WRITTEN REQUEST: Each entry in the listing below should be restated word for word.

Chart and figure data
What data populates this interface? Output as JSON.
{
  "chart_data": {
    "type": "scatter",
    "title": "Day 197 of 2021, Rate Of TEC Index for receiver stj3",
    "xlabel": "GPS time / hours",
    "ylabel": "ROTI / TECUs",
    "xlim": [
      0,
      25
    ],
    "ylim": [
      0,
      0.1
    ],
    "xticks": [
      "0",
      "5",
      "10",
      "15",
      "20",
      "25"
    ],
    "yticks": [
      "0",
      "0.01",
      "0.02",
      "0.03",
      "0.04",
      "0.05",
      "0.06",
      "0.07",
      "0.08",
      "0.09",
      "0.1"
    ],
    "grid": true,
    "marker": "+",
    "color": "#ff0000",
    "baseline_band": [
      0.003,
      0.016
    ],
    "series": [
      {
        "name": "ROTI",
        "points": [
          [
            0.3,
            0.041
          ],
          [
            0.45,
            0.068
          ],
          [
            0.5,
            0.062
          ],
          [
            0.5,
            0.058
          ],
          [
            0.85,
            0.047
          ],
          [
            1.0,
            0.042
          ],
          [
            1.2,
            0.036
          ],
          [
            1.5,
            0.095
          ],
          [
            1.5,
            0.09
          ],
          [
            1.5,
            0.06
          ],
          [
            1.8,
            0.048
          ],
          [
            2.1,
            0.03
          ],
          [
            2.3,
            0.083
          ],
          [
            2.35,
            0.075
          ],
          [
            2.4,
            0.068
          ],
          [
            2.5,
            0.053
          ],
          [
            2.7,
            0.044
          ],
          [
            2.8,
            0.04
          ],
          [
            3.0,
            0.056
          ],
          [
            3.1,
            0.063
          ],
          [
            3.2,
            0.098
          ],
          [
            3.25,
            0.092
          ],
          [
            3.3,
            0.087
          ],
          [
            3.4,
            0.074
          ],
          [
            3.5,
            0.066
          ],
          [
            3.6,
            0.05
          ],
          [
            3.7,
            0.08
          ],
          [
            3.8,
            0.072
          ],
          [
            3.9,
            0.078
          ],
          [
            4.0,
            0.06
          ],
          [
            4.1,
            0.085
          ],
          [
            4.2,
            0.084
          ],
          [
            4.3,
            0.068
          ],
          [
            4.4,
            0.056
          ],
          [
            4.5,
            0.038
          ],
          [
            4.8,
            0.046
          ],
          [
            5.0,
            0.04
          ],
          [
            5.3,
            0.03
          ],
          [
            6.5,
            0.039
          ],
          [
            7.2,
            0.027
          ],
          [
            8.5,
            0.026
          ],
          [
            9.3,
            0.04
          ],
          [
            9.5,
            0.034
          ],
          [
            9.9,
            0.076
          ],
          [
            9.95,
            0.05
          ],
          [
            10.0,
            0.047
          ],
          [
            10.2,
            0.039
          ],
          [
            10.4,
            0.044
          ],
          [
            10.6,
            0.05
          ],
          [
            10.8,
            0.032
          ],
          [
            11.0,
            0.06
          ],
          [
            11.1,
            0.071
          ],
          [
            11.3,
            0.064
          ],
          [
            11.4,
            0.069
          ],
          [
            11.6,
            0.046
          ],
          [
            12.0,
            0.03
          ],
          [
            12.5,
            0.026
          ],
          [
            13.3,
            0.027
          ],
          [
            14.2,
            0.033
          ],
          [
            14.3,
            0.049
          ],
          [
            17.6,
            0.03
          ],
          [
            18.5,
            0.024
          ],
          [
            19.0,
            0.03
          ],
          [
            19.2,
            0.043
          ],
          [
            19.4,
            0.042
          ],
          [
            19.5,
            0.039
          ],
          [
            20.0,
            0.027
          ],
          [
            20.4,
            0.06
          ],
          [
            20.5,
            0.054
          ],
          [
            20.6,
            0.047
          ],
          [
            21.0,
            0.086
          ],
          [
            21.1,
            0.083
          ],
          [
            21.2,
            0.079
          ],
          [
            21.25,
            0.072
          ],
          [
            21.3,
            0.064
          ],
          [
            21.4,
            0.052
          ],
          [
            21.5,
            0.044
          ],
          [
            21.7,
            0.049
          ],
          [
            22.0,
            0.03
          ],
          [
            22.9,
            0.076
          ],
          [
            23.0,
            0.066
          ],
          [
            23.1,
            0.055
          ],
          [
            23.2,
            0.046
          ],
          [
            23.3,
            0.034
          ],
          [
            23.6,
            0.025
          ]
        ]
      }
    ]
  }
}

COMPLETED TASK:
What data populates this interface? Output as JSON.
{
  "chart_data": {
    "type": "scatter",
    "title": "Day 197 of 2021, Rate Of TEC Index for receiver stj3",
    "xlabel": "GPS time / hours",
    "ylabel": "ROTI / TECUs",
    "xlim": [
      0,
      25
    ],
    "ylim": [
      0,
      0.1
    ],
    "xticks": [
      "0",
      "5",
      "10",
      "15",
      "20",
      "25"
    ],
    "yticks": [
      "0",
      "0.01",
      "0.02",
      "0.03",
      "0.04",
      "0.05",
      "0.06",
      "0.07",
      "0.08",
      "0.09",
      "0.1"
    ],
    "grid": true,
    "marker": "+",
    "color": "#ff0000",
    "baseline_band": [
      0.003,
      0.016
    ],
    "series": [
      {
        "name": "ROTI",
        "points": [
          [
            0.3,
            0.041
          ],
          [
            0.45,
            0.068
          ],
          [
            0.5,
            0.062
          ],
          [
            0.5,
            0.058
          ],
          [
            0.85,
            0.047
          ],
          [
            1.0,
            0.042
          ],
          [
            1.2,
            0.036
          ],
          [
            1.5,
            0.095
          ],
          [
            1.5,
            0.09
          ],
          [
            1.5,
            0.06
          ],
          [
            1.8,
            0.048
          ],
          [
            2.1,
            0.03
          ],
          [
            2.3,
            0.083
          ],
          [
            2.35,
            0.075
          ],
          [
            2.4,
            0.068
          ],
          [
            2.5,
            0.053
          ],
          [
            2.7,
            0.044
          ],
          [
            2.8,
            0.04
          ],
          [
            3.0,
            0.056
          ],
          [
            3.1,
            0.063
          ],
          [
            3.2,
            0.098
          ],
          [
            3.25,
            0.092
          ],
          [
            3.3,
            0.087
          ],
          [
            3.4,
            0.074
          ],
          [
            3.5,
            0.066
          ],
          [
            3.6,
            0.05
          ],
          [
            3.7,
            0.08
          ],
          [
            3.8,
            0.072
          ],
          [
            3.9,
            0.078
          ],
          [
            4.0,
            0.06
          ],
          [
            4.1,
            0.085
          ],
          [
            4.2,
            0.084
          ],
          [
            4.3,
            0.068
          ],
          [
            4.4,
            0.056
          ],
          [
            4.5,
            0.038
          ],
          [
            4.8,
            0.046
          ],
          [
            5.0,
            0.04
          ],
          [
            5.3,
            0.03
          ],
          [
            6.5,
            0.039
          ],
          [
            7.2,
            0.027
          ],
          [
            8.5,
            0.026
          ],
          [
            9.3,
            0.04
          ],
          [
            9.5,
            0.034
          ],
          [
            9.9,
            0.076
          ],
          [
            9.95,
            0.05
          ],
          [
            10.0,
            0.047
          ],
          [
            10.2,
            0.039
          ],
          [
            10.4,
            0.044
          ],
          [
            10.6,
            0.05
          ],
          [
            10.8,
            0.032
          ],
          [
            11.0,
            0.06
          ],
          [
            11.1,
            0.071
          ],
          [
            11.3,
            0.064
          ],
          [
            11.4,
            0.069
          ],
          [
            11.6,
            0.046
          ],
          [
            12.0,
            0.03
          ],
          [
            12.5,
            0.026
          ],
          [
            13.3,
            0.027
          ],
          [
            14.2,
            0.033
          ],
          [
            14.3,
            0.049
          ],
          [
            17.6,
            0.03
          ],
          [
            18.5,
            0.024
          ],
          [
            19.0,
            0.03
          ],
          [
            19.2,
            0.043
          ],
          [
            19.4,
            0.042
          ],
          [
            19.5,
            0.039
          ],
          [
            20.0,
            0.027
          ],
          [
            20.4,
            0.06
          ],
          [
            20.5,
            0.054
          ],
          [
            20.6,
            0.047
          ],
          [
            21.0,
            0.086
          ],
          [
            21.1,
            0.083
          ],
          [
            21.2,
            0.079
          ],
          [
            21.25,
            0.072
          ],
          [
            21.3,
            0.064
          ],
          [
            21.4,
            0.052
          ],
          [
            21.5,
            0.044
          ],
          [
            21.7,
            0.049
          ],
          [
            22.0,
            0.03
          ],
          [
            22.9,
            0.076
          ],
          [
            23.0,
            0.066
          ],
          [
            23.1,
            0.055
          ],
          [
            23.2,
            0.046
          ],
          [
            23.3,
            0.034
          ],
          [
            23.6,
            0.025
          ]
        ]
      }
    ]
  }
}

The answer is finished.